■ Given data ■
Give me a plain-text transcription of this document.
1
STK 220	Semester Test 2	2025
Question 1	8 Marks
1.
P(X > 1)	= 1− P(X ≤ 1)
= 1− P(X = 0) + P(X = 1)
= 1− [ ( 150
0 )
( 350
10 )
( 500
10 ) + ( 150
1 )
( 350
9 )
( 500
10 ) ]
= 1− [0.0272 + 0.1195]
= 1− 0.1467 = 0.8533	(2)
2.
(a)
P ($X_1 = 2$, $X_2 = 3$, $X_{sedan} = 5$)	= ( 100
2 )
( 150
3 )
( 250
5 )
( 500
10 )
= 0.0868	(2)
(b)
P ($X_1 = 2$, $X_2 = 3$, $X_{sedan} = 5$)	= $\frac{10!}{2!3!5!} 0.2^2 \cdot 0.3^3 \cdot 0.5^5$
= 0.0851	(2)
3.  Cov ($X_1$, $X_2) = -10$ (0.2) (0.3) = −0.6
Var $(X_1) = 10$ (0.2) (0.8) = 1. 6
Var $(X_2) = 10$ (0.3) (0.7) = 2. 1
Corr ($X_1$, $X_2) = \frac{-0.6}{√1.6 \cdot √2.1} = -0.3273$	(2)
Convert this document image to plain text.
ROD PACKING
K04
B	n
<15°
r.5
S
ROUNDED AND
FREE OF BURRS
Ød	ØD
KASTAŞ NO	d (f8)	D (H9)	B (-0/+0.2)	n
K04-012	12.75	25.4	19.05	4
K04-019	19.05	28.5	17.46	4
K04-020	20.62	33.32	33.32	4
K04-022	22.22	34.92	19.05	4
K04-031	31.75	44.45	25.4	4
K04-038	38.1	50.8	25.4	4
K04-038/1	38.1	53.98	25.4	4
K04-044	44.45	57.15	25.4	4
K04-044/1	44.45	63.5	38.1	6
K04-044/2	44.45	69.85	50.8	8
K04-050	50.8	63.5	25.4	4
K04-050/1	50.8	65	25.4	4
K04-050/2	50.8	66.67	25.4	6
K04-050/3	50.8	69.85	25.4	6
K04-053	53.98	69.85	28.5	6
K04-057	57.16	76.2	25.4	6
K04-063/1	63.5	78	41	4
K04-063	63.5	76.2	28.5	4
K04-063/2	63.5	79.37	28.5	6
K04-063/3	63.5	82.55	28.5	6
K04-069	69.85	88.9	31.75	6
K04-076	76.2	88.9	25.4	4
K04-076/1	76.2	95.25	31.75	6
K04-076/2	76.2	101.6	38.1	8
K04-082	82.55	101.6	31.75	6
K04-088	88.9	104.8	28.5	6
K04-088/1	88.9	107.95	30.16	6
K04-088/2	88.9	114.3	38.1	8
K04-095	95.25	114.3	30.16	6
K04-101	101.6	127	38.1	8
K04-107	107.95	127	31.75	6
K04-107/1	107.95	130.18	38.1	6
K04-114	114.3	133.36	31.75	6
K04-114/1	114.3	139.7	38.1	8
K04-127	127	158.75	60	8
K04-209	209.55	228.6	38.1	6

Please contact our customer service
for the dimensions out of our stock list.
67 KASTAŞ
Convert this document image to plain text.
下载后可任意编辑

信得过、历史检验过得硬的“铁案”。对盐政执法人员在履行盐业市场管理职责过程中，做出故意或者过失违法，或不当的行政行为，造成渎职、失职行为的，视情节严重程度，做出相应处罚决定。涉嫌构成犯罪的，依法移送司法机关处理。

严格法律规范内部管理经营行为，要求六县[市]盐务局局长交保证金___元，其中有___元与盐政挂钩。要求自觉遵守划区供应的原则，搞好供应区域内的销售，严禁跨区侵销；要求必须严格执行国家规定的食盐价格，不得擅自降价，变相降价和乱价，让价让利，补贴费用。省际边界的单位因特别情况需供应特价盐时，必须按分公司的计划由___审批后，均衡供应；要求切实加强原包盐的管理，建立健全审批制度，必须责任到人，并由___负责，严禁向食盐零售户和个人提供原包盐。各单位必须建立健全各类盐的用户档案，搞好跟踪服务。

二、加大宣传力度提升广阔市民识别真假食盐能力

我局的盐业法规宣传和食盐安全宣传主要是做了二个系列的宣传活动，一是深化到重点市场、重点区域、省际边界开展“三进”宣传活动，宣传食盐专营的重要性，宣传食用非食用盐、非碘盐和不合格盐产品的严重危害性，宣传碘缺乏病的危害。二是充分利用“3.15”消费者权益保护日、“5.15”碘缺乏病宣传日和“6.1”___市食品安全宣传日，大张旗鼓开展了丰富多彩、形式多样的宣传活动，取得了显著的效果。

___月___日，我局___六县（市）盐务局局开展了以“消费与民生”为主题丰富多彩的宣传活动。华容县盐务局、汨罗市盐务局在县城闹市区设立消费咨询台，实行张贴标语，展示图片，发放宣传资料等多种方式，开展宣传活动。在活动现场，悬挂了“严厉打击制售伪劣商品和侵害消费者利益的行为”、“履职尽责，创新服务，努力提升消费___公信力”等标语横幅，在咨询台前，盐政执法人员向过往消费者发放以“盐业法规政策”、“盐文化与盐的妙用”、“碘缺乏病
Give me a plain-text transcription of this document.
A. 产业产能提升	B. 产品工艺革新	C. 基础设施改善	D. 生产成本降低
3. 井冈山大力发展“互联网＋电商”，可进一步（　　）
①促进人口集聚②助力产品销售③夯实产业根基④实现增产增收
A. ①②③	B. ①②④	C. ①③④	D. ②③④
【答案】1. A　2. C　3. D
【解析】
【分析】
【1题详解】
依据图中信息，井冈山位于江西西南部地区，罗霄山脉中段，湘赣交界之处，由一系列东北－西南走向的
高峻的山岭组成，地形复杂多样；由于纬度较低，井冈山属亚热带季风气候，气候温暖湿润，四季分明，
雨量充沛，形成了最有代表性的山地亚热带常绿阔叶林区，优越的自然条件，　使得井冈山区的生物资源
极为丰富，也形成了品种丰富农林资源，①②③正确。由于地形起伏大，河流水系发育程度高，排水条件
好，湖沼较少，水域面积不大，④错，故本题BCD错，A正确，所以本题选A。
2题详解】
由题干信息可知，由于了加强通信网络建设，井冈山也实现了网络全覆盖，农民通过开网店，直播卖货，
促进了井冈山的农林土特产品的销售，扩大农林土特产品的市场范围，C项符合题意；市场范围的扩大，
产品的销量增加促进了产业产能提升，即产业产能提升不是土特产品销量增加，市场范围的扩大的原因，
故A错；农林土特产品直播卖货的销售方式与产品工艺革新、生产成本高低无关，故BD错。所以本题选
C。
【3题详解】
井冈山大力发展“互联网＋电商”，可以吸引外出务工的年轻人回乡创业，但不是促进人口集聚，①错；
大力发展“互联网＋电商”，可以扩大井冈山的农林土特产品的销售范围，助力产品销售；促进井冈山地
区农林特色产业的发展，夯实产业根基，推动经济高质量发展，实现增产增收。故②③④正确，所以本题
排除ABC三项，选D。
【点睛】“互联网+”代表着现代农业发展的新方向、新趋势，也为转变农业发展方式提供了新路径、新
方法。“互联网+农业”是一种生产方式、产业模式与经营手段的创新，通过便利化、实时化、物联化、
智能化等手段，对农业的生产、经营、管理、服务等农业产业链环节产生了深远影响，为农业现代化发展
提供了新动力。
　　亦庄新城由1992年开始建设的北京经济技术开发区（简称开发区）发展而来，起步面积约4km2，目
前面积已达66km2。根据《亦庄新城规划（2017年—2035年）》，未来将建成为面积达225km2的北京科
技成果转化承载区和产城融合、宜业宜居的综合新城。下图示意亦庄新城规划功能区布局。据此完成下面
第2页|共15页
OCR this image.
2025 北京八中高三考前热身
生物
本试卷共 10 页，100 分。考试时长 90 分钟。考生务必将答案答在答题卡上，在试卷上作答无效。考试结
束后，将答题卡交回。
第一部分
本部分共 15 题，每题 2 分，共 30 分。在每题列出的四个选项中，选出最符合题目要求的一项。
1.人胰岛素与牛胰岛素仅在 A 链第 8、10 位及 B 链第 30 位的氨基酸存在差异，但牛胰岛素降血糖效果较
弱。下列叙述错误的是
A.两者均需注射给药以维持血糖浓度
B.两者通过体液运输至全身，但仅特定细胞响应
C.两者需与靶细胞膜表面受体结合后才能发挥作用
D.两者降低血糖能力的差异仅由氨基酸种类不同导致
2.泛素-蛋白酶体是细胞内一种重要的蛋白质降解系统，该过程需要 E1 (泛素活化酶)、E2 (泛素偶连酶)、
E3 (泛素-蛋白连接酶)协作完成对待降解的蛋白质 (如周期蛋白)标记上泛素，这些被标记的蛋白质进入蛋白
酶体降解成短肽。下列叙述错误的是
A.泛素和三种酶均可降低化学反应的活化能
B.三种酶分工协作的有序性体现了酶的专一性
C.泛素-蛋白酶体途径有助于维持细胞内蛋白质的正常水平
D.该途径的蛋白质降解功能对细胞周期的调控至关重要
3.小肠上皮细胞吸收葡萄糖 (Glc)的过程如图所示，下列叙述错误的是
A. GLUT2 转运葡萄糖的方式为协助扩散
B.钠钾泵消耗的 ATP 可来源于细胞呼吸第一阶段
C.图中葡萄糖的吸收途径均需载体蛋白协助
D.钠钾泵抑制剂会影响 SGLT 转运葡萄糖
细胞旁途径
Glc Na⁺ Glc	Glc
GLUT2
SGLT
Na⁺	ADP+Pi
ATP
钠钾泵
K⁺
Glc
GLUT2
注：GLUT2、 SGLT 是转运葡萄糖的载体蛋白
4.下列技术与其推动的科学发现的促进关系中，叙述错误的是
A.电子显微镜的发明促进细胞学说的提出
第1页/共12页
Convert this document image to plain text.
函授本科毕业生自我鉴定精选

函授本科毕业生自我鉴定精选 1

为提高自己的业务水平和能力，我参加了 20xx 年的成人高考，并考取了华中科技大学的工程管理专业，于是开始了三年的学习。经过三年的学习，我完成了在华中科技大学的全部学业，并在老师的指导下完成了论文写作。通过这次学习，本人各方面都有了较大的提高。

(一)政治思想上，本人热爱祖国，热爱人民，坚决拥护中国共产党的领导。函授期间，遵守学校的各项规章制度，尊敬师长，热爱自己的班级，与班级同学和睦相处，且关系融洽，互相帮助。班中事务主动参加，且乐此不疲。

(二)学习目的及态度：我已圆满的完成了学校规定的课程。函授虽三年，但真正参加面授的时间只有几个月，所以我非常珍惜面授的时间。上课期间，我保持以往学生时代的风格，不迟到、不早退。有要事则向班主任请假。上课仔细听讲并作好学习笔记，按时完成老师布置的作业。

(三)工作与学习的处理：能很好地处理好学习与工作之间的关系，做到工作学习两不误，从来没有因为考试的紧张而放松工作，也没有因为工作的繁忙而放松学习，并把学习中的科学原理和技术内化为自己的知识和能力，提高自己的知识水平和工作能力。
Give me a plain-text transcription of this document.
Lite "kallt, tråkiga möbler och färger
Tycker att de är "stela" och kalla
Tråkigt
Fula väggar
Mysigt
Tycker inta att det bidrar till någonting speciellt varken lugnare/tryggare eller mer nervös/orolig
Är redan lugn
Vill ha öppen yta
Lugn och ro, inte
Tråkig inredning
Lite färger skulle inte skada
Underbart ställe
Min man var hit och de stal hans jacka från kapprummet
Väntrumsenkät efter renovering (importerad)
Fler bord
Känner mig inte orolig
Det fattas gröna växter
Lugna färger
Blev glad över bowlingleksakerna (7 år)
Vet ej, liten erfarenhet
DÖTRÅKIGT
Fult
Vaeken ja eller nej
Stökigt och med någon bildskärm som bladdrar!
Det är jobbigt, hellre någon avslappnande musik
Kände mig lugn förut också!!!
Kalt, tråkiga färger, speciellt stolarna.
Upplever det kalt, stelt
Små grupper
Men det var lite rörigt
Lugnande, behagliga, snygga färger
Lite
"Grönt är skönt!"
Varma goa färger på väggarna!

■ Problem to solve ■
Copy every line from the records above that contains the word "Tycker".

■ Output of the exercise ■
Tycker att de är "stela" och kalla
Tycker inta att det bidrar till någonting speciellt varken lugnare/tryggare eller mer nervös/orolig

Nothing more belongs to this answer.